__Work to complete__. Copy out, from the entries below, each line holding the string "지역경제".

__Provided data__.

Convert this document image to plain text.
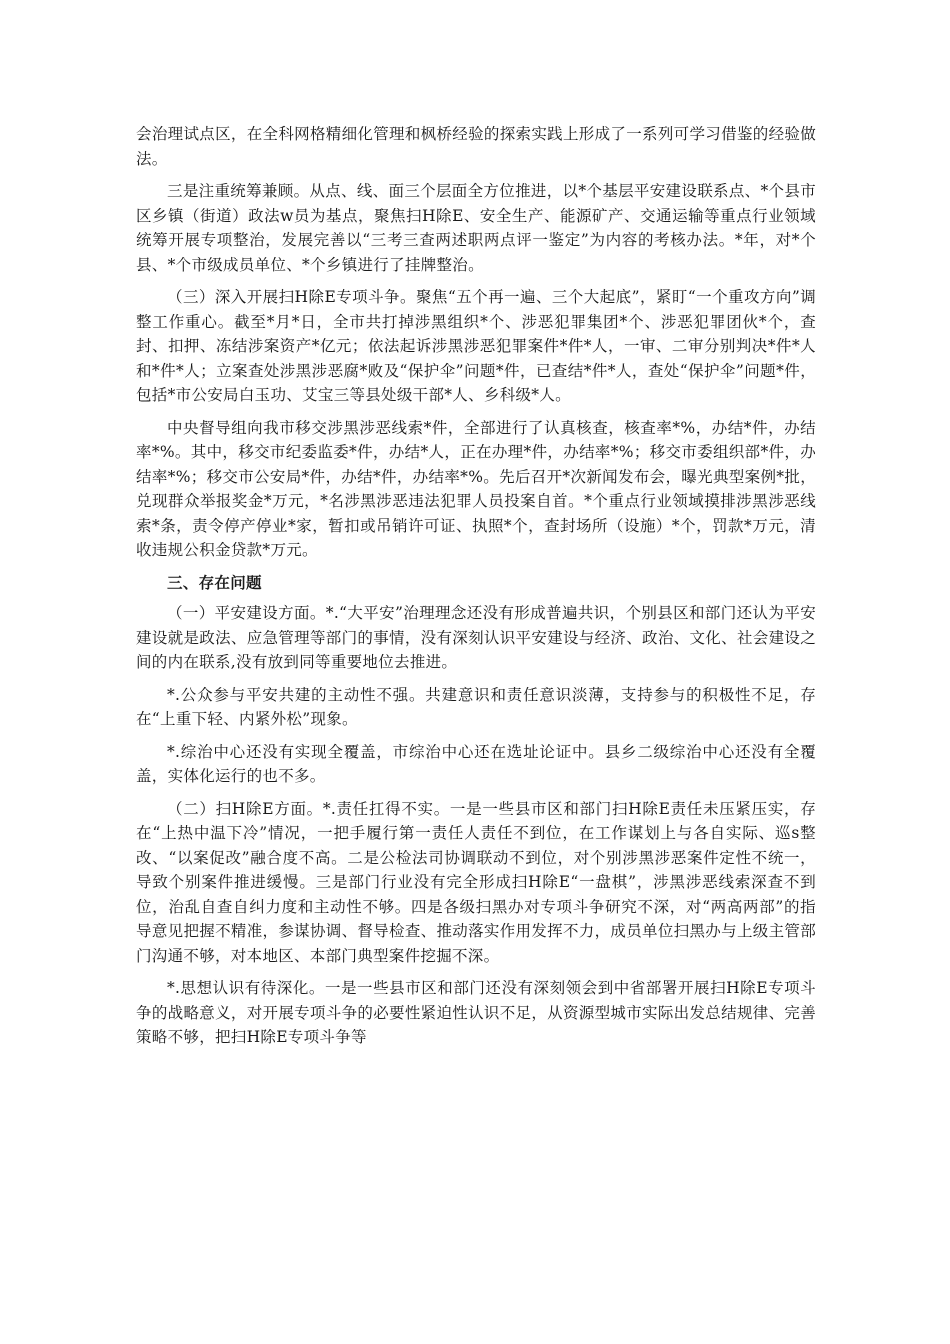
会治理试点区，在全科网格精细化管理和枫桥经验的探索实践上形成了一系列可学习借鉴的经验做法。

三是注重统筹兼顾。从点、线、面三个层面全方位推进，以*个基层平安建设联系点、*个县市区乡镇（街道）政法w员为基点，聚焦扫H除E、安全生产、能源矿产、交通运输等重点行业领域统筹开展专项整治，发展完善以“三考三查两述职两点评一鉴定”为内容的考核办法。*年，对*个县、*个市级成员单位、*个乡镇进行了挂牌整治。

（三）深入开展扫H除E专项斗争。聚焦“五个再一遍、三个大起底”，紧盯“一个重攻方向”调整工作重心。截至*月*日，全市共打掉涉黑组织*个、涉恶犯罪集团*个、涉恶犯罪团伙*个，查封、扣押、冻结涉案资产*亿元；依法起诉涉黑涉恶犯罪案件*件*人，一审、二审分别判决*件*人和*件*人；立案查处涉黑涉恶腐*败及“保护伞”问题*件，已查结*件*人，查处“保护伞”问题*件，包括*市公安局白玉功、艾宝三等县处级干部*人、乡科级*人。

中央督导组向我市移交涉黑涉恶线索*件，全部进行了认真核查，核查率*%，办结*件，办结率*%。其中，移交市纪委监委*件，办结*人，正在办理*件，办结率*%；移交市委组织部*件，办结率*%；移交市公安局*件，办结*件，办结率*%。先后召开*次新闻发布会，曝光典型案例*批，兑现群众举报奖金*万元，*名涉黑涉恶违法犯罪人员投案自首。*个重点行业领域摸排涉黑涉恶线索*条，责令停产停业*家，暂扣或吊销许可证、执照*个，查封场所（设施）*个，罚款*万元，清收违规公积金贷款*万元。

三、存在问题

（一）平安建设方面。*.“大平安”治理理念还没有形成普遍共识，个别县区和部门还认为平安建设就是政法、应急管理等部门的事情，没有深刻认识平安建设与经济、政治、文化、社会建设之间的内在联系,没有放到同等重要地位去推进。

*.公众参与平安共建的主动性不强。共建意识和责任意识淡薄，支持参与的积极性不足，存在“上重下轻、内紧外松”现象。

*.综治中心还没有实现全覆盖，市综治中心还在选址论证中。县乡二级综治中心还没有全覆盖，实体化运行的也不多。

（二）扫H除E方面。*.责任扛得不实。一是一些县市区和部门扫H除E责任未压紧压实，存在“上热中温下冷”情况，一把手履行第一责任人责任不到位，在工作谋划上与各自实际、巡s整改、“以案促改”融合度不高。二是公检法司协调联动不到位，对个别涉黑涉恶案件定性不统一，导致个别案件推进缓慢。三是部门行业没有完全形成扫H除E“一盘棋”，涉黑涉恶线索深查不到位，治乱自查自纠力度和主动性不够。四是各级扫黑办对专项斗争研究不深，对“两高两部”的指导意见把握不精准，参谋协调、督导检查、推动落实作用发挥不力，成员单位扫黑办与上级主管部门沟通不够，对本地区、本部门典型案件挖掘不深。

*.思想认识有待深化。一是一些县市区和部门还没有深刻领会到中省部署开展扫H除E专项斗争的战略意义，对开展专项斗争的必要性紧迫性认识不足，从资源型城市实际出发总结规律、完善策略不够，把扫H除E专项斗争等
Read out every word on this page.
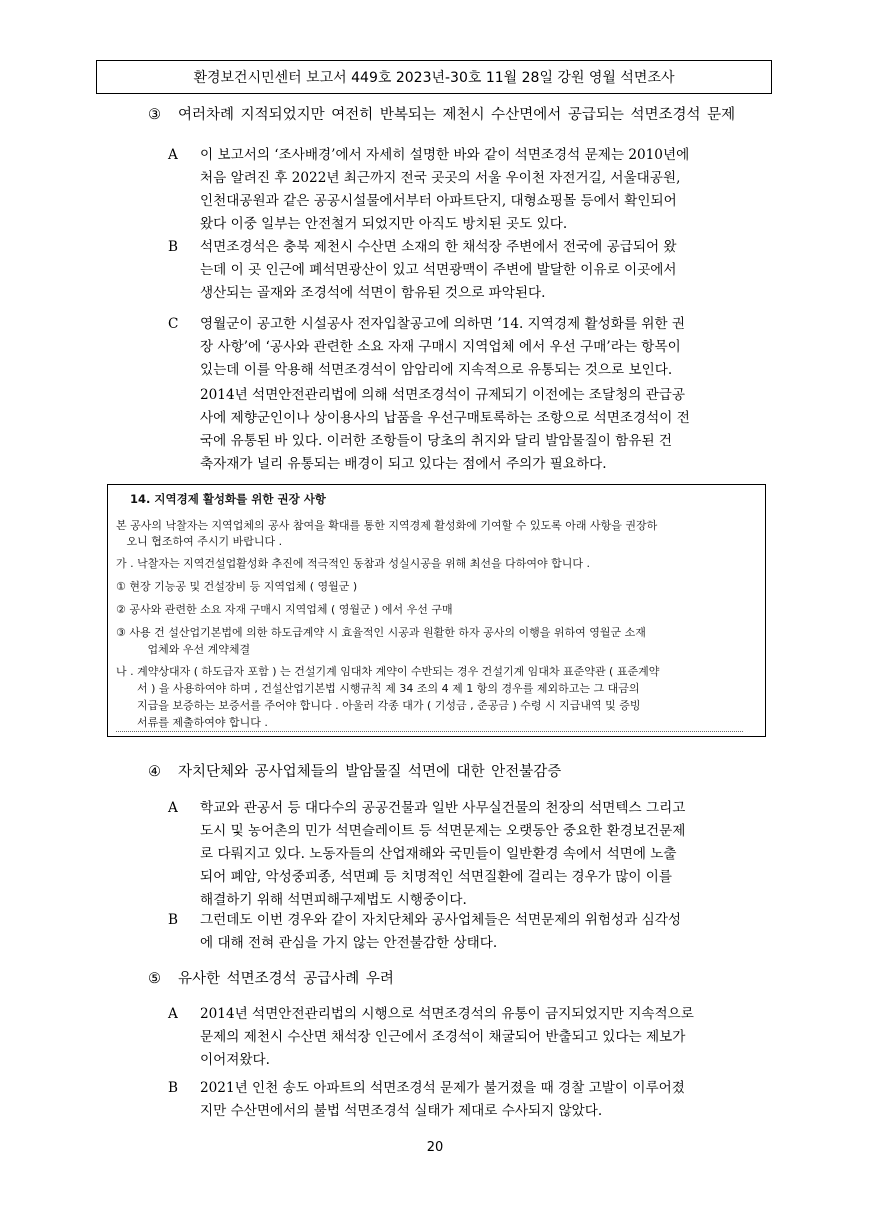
환경보건시민센터 보고서 449호 2023년-30호 11월 28일 강원 영월 석면조사
③ 여러차례 지적되었지만 여전히 반복되는 제천시 수산면에서 공급되는 석면조경석 문제
A 이 보고서의 ‘조사배경’에서 자세히 설명한 바와 같이 석면조경석 문제는 2010년에
처음 알려진 후 2022년 최근까지 전국 곳곳의 서울 우이천 자전거길, 서울대공원,
인천대공원과 같은 공공시설물에서부터 아파트단지, 대형쇼핑몰 등에서 확인되어
왔다 이중 일부는 안전철거 되었지만 아직도 방치된 곳도 있다.
B 석면조경석은 충북 제천시 수산면 소재의 한 채석장 주변에서 전국에 공급되어 왔
는데 이 곳 인근에 폐석면광산이 있고 석면광맥이 주변에 발달한 이유로 이곳에서
생산되는 골재와 조경석에 석면이 함유된 것으로 파악된다.
C 영월군이 공고한 시설공사 전자입찰공고에 의하면 ’14. 지역경제 활성화를 위한 권
장 사항’에 ‘공사와 관련한 소요 자재 구매시 지역업체 에서 우선 구매’라는 항목이
있는데 이를 악용해 석면조경석이 암암리에 지속적으로 유통되는 것으로 보인다.
2014년 석면안전관리법에 의해 석면조경석이 규제되기 이전에는 조달청의 관급공
사에 제향군인이나 상이용사의 납품을 우선구매토록하는 조항으로 석면조경석이 전
국에 유통된 바 있다. 이러한 조항들이 당초의 취지와 달리 발암물질이 함유된 건
축자재가 널리 유통되는 배경이 되고 있다는 점에서 주의가 필요하다.
14. 지역경제 활성화를 위한 권장 사항
본 공사의 낙찰자는 지역업체의 공사 참여을 확대를 통한 지역경제 활성화에 기여할 수 있도록 아래 사항을 권장하
오니 협조하여 주시기 바랍니다 .
가 . 낙찰자는 지역건설업활성화 추진에 적극적인 동참과 성실시공을 위해 최선을 다하여야 합니다 .
① 현장 기능공 및 건설장비 등 지역업체 ( 영월군 )
② 공사와 관련한 소요 자재 구매시 지역업체 ( 영월군 ) 에서 우선 구매
③ 사용 건 설산업기본법에 의한 하도급계약 시 효율적인 시공과 원활한 하자 공사의 이행을 위하여 영월군 소재
업체와 우선 계약체결
나 . 계약상대자 ( 하도급자 포함 ) 는 건설기계 임대차 계약이 수반되는 경우 건설기계 임대차 표준약관 ( 표준계약
서 ) 을 사용하여야 하며 , 건설산업기본법 시행규칙 제 34 조의 4 제 1 항의 경우를 제외하고는 그 대금의
지급을 보증하는 보증서를 주어야 합니다 . 아울러 각종 대가 ( 기성금 , 준공금 ) 수령 시 지급내역 및 증빙
서류를 제출하여야 합니다 .
④ 자치단체와 공사업체들의 발암물질 석면에 대한 안전불감증
A 학교와 관공서 등 대다수의 공공건물과 일반 사무실건물의 천장의 석면텍스 그리고
도시 및 농어촌의 민가 석면슬레이트 등 석면문제는 오랫동안 중요한 환경보건문제
로 다뤄지고 있다. 노동자들의 산업재해와 국민들이 일반환경 속에서 석면에 노출
되어 폐암, 악성중피종, 석면폐 등 치명적인 석면질환에 걸리는 경우가 많이 이를
해결하기 위해 석면피해구제법도 시행중이다.
B 그런데도 이번 경우와 같이 자치단체와 공사업체들은 석면문제의 위험성과 심각성
에 대해 전혀 관심을 가지 않는 안전불감한 상태다.
⑤ 유사한 석면조경석 공급사례 우려
A 2014년 석면안전관리법의 시행으로 석면조경석의 유통이 금지되었지만 지속적으로
문제의 제천시 수산면 채석장 인근에서 조경석이 채굴되어 반출되고 있다는 제보가
이어져왔다.
B 2021년 인천 송도 아파트의 석면조경석 문제가 불거졌을 때 경찰 고발이 이루어졌
지만 수산면에서의 불법 석면조경석 실태가 제대로 수사되지 않았다.
20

__Final answer__.
C 영월군이 공고한 시설공사 전자입찰공고에 의하면 ’14. 지역경제 활성화를 위한 권
14. 지역경제 활성화를 위한 권장 사항
본 공사의 낙찰자는 지역업체의 공사 참여을 확대를 통한 지역경제 활성화에 기여할 수 있도록 아래 사항을 권장하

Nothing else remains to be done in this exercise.